■ WHAT YOU SHOULD DO ■
Wherever the string "document" appears, copy the whole line.
===== EXTRACTED DATA =====
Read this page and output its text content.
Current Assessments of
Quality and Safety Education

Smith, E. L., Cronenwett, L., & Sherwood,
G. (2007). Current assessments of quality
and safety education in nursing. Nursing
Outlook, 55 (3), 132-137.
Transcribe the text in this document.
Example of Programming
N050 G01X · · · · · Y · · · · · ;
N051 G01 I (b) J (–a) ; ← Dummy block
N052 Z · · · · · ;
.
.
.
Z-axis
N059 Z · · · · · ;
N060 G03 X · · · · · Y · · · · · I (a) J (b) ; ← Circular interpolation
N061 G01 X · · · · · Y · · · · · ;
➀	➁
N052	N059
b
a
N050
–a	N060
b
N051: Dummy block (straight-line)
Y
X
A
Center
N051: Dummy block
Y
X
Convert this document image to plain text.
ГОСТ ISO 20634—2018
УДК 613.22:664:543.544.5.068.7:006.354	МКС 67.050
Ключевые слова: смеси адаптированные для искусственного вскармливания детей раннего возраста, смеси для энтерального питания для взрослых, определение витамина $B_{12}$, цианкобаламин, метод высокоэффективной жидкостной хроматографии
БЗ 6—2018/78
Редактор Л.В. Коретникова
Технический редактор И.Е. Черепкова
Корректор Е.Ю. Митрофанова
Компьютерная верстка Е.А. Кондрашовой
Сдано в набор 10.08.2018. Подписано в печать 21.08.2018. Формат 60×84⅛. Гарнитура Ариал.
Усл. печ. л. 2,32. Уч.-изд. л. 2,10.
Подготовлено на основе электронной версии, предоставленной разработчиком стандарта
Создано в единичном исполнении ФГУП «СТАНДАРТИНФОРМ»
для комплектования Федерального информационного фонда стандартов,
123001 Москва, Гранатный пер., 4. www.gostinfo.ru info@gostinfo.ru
=====
■ TASK SOLUTION ■
Transcribe the text in this document.
Convert this document image to plain text.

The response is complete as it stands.